== Record list ==

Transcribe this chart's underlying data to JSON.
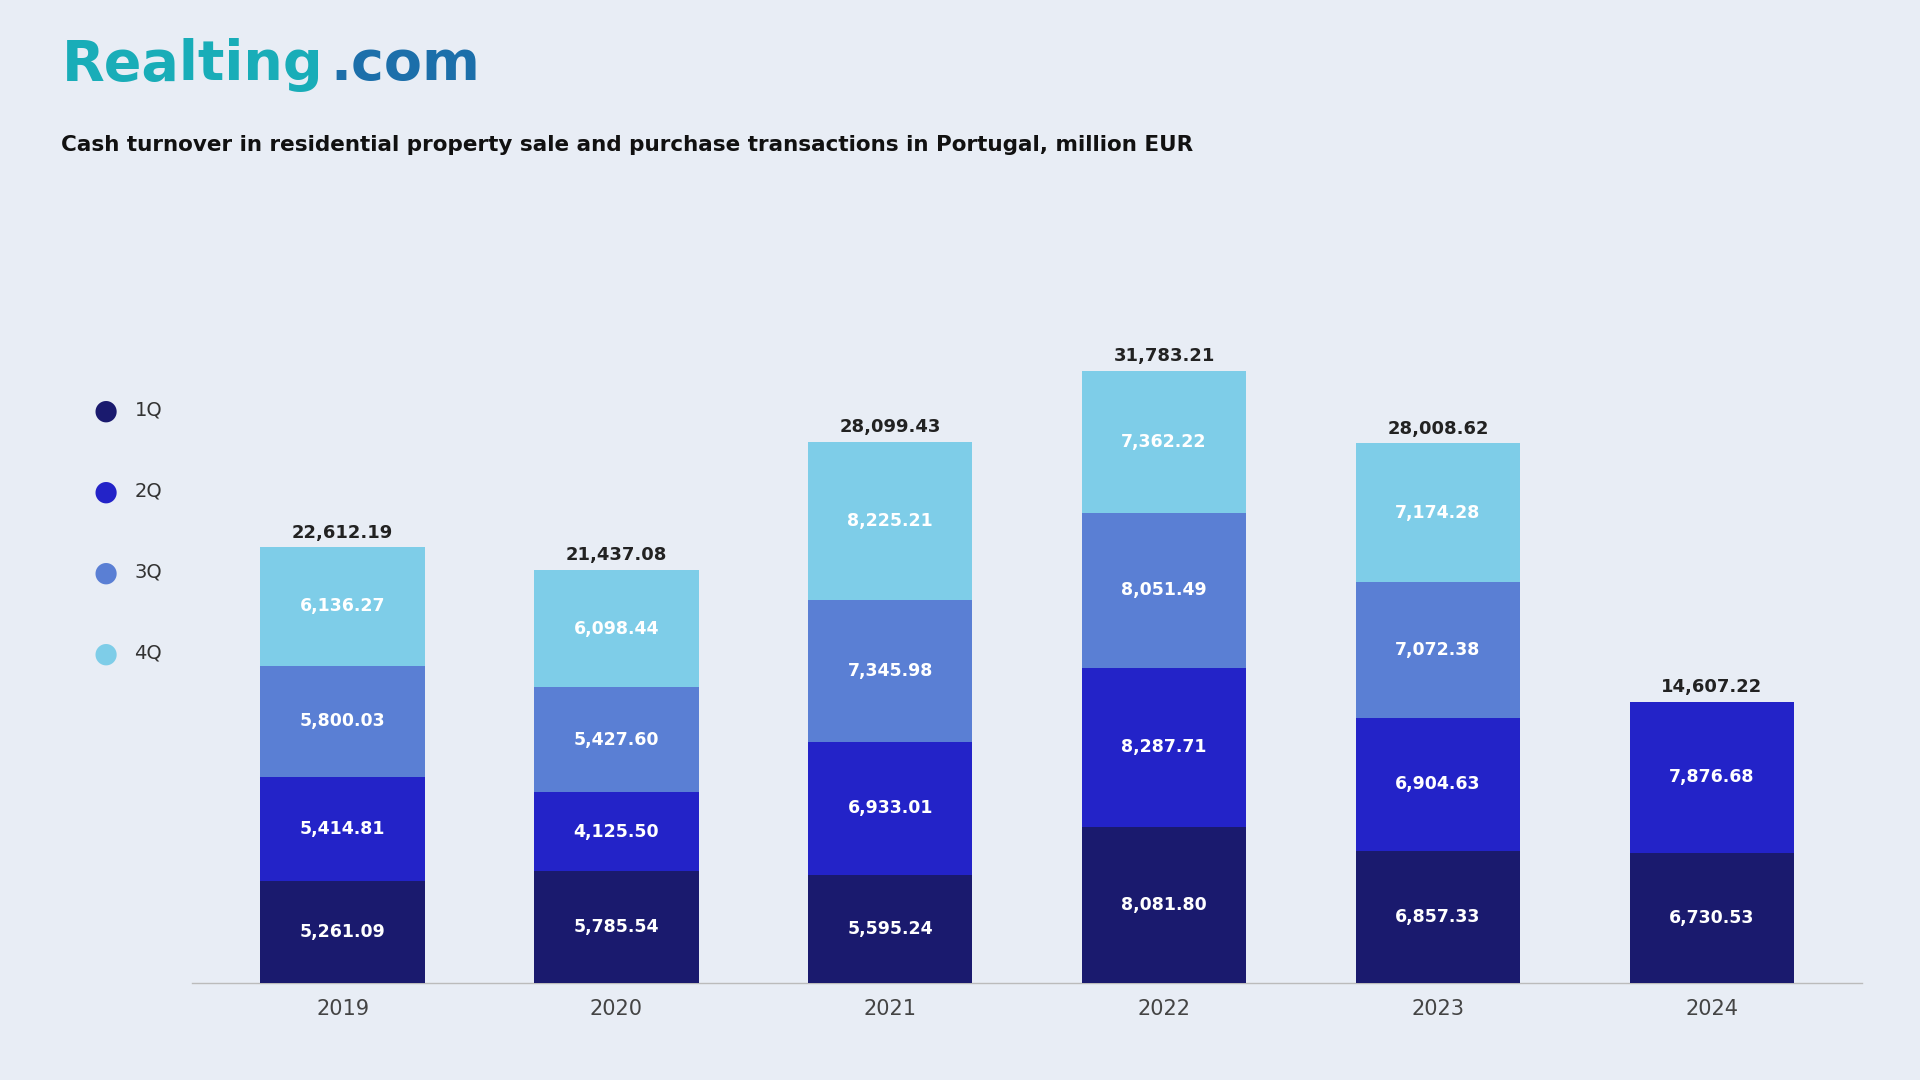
{
  "title": "Cash turnover in residential property sale and purchase transactions in Portugal, million EUR",
  "years": [
    "2019",
    "2020",
    "2021",
    "2022",
    "2023",
    "2024"
  ],
  "quarters": [
    "1Q",
    "2Q",
    "3Q",
    "4Q"
  ],
  "colors": {
    "1Q": "#1a1a6e",
    "2Q": "#2323c8",
    "3Q": "#5a7fd4",
    "4Q": "#7ecde8"
  },
  "data": {
    "1Q": [
      5261.09,
      5785.54,
      5595.24,
      8081.8,
      6857.33,
      6730.53
    ],
    "2Q": [
      5414.81,
      4125.5,
      6933.01,
      8287.71,
      6904.63,
      7876.68
    ],
    "3Q": [
      5800.03,
      5427.6,
      7345.98,
      8051.49,
      7072.38,
      0.0
    ],
    "4Q": [
      6136.27,
      6098.44,
      8225.21,
      7362.22,
      7174.28,
      0.0
    ]
  },
  "totals": [
    "22,612.19",
    "21,437.08",
    "28,099.43",
    "31,783.21",
    "28,008.62",
    "14,607.22"
  ],
  "totals_raw": [
    22612.19,
    21437.08,
    28099.43,
    31783.21,
    28008.62,
    14607.22
  ],
  "background_color": "#e8edf5",
  "bar_width": 0.6,
  "logo_teal": "#19adb8",
  "logo_blue": "#1c6faa",
  "logo_text_realting": "Realting",
  "logo_text_dotcom": ".com"
}
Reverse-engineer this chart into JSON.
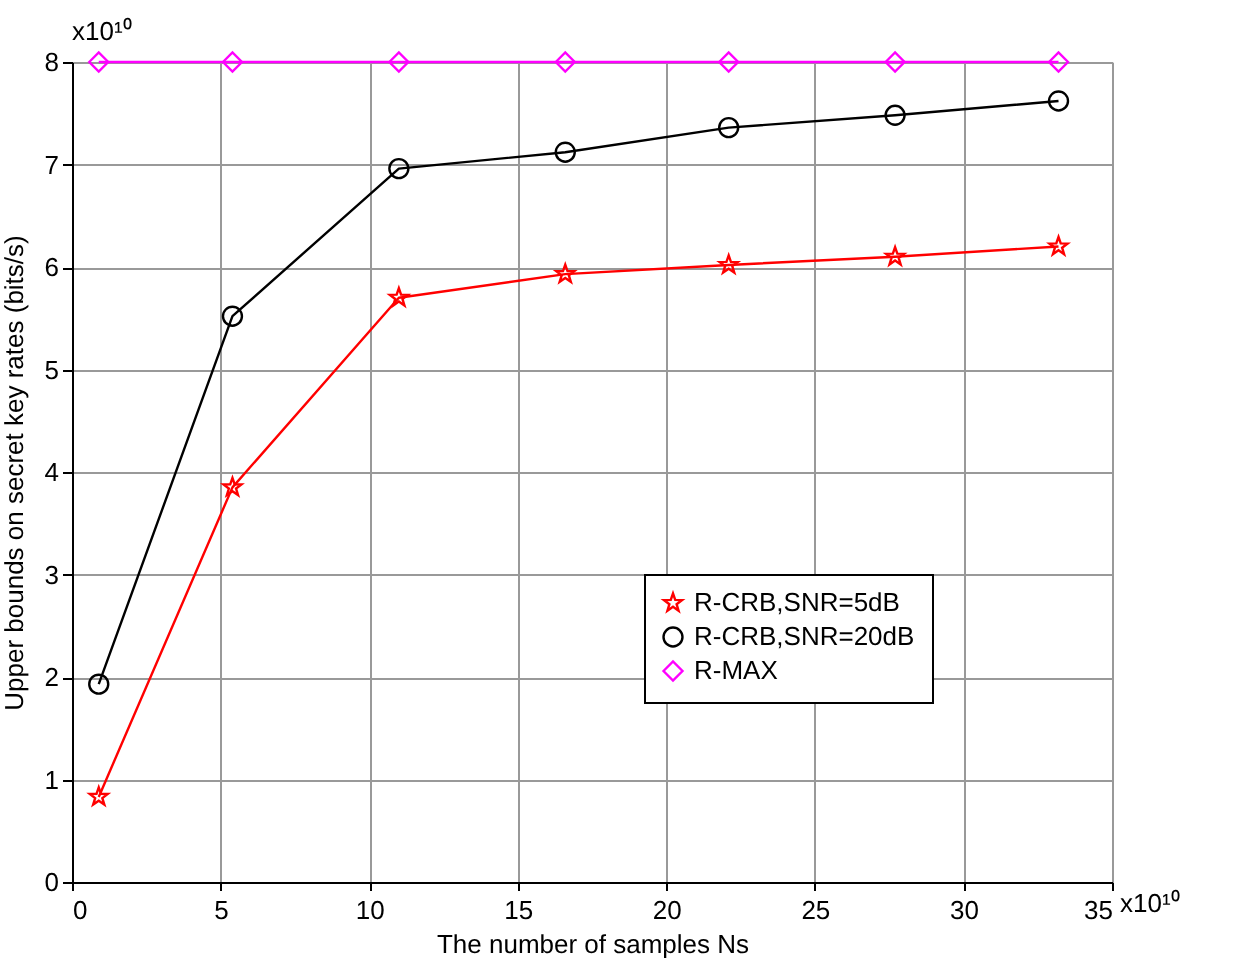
{
  "chart_data": {
    "type": "line",
    "xlabel": "The number of samples Ns",
    "ylabel": "Upper bounds on secret key rates (bits/s)",
    "x": [
      0.9,
      5.4,
      11.0,
      16.6,
      22.1,
      27.7,
      33.2
    ],
    "series": [
      {
        "name": "R-CRB,SNR=5dB",
        "color": "#ff0000",
        "marker": "star",
        "values": [
          0.83,
          3.85,
          5.7,
          5.93,
          6.02,
          6.1,
          6.2
        ]
      },
      {
        "name": "R-CRB,SNR=20dB",
        "color": "#000000",
        "marker": "circle",
        "values": [
          1.93,
          5.52,
          6.96,
          7.12,
          7.36,
          7.48,
          7.62
        ]
      },
      {
        "name": "R-MAX",
        "color": "#ff00ff",
        "marker": "diamond",
        "values": [
          8,
          8,
          8,
          8,
          8,
          8,
          8
        ]
      }
    ],
    "xlim": [
      0,
      35
    ],
    "xticks": [
      0,
      5,
      10,
      15,
      20,
      25,
      30,
      35
    ],
    "ylim": [
      0,
      8
    ],
    "yticks": [
      0,
      1,
      2,
      3,
      4,
      5,
      6,
      7,
      8
    ],
    "annotations": [
      "x10¹⁰",
      "x10¹⁰"
    ],
    "grid": true,
    "legend": "bottom right",
    "line_style": "solid"
  }
}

== Directions for this task ==
Copy the material above exactly and drop the pictures.

== Response ==
Transcribe this chart's underlying data to JSON.
{
  "title": "Cash turnover in residential property sale and purchase transactions in Portugal, million EUR",
  "years": [
    "2019",
    "2020",
    "2021",
    "2022",
    "2023",
    "2024"
  ],
  "quarters": [
    "1Q",
    "2Q",
    "3Q",
    "4Q"
  ],
  "colors": {
    "1Q": "#1a1a6e",
    "2Q": "#2323c8",
    "3Q": "#5a7fd4",
    "4Q": "#7ecde8"
  },
  "data": {
    "1Q": [
      5261.09,
      5785.54,
      5595.24,
      8081.8,
      6857.33,
      6730.53
    ],
    "2Q": [
      5414.81,
      4125.5,
      6933.01,
      8287.71,
      6904.63,
      7876.68
    ],
    "3Q": [
      5800.03,
      5427.6,
      7345.98,
      8051.49,
      7072.38,
      0.0
    ],
    "4Q": [
      6136.27,
      6098.44,
      8225.21,
      7362.22,
      7174.28,
      0.0
    ]
  },
  "totals": [
    "22,612.19",
    "21,437.08",
    "28,099.43",
    "31,783.21",
    "28,008.62",
    "14,607.22"
  ],
  "totals_raw": [
    22612.19,
    21437.08,
    28099.43,
    31783.21,
    28008.62,
    14607.22
  ],
  "background_color": "#e8edf5",
  "bar_width": 0.6,
  "logo_teal": "#19adb8",
  "logo_blue": "#1c6faa",
  "logo_text_realting": "Realting",
  "logo_text_dotcom": ".com"
}
Reverse-engineer this chart into JSON.
{
  "chart_data": {
    "type": "line",
    "xlabel": "The number of samples Ns",
    "ylabel": "Upper bounds on secret key rates (bits/s)",
    "x": [
      0.9,
      5.4,
      11.0,
      16.6,
      22.1,
      27.7,
      33.2
    ],
    "series": [
      {
        "name": "R-CRB,SNR=5dB",
        "color": "#ff0000",
        "marker": "star",
        "values": [
          0.83,
          3.85,
          5.7,
          5.93,
          6.02,
          6.1,
          6.2
        ]
      },
      {
        "name": "R-CRB,SNR=20dB",
        "color": "#000000",
        "marker": "circle",
        "values": [
          1.93,
          5.52,
          6.96,
          7.12,
          7.36,
          7.48,
          7.62
        ]
      },
      {
        "name": "R-MAX",
        "color": "#ff00ff",
        "marker": "diamond",
        "values": [
          8,
          8,
          8,
          8,
          8,
          8,
          8
        ]
      }
    ],
    "xlim": [
      0,
      35
    ],
    "xticks": [
      0,
      5,
      10,
      15,
      20,
      25,
      30,
      35
    ],
    "ylim": [
      0,
      8
    ],
    "yticks": [
      0,
      1,
      2,
      3,
      4,
      5,
      6,
      7,
      8
    ],
    "annotations": [
      "x10¹⁰",
      "x10¹⁰"
    ],
    "grid": true,
    "legend": "bottom right",
    "line_style": "solid"
  }
}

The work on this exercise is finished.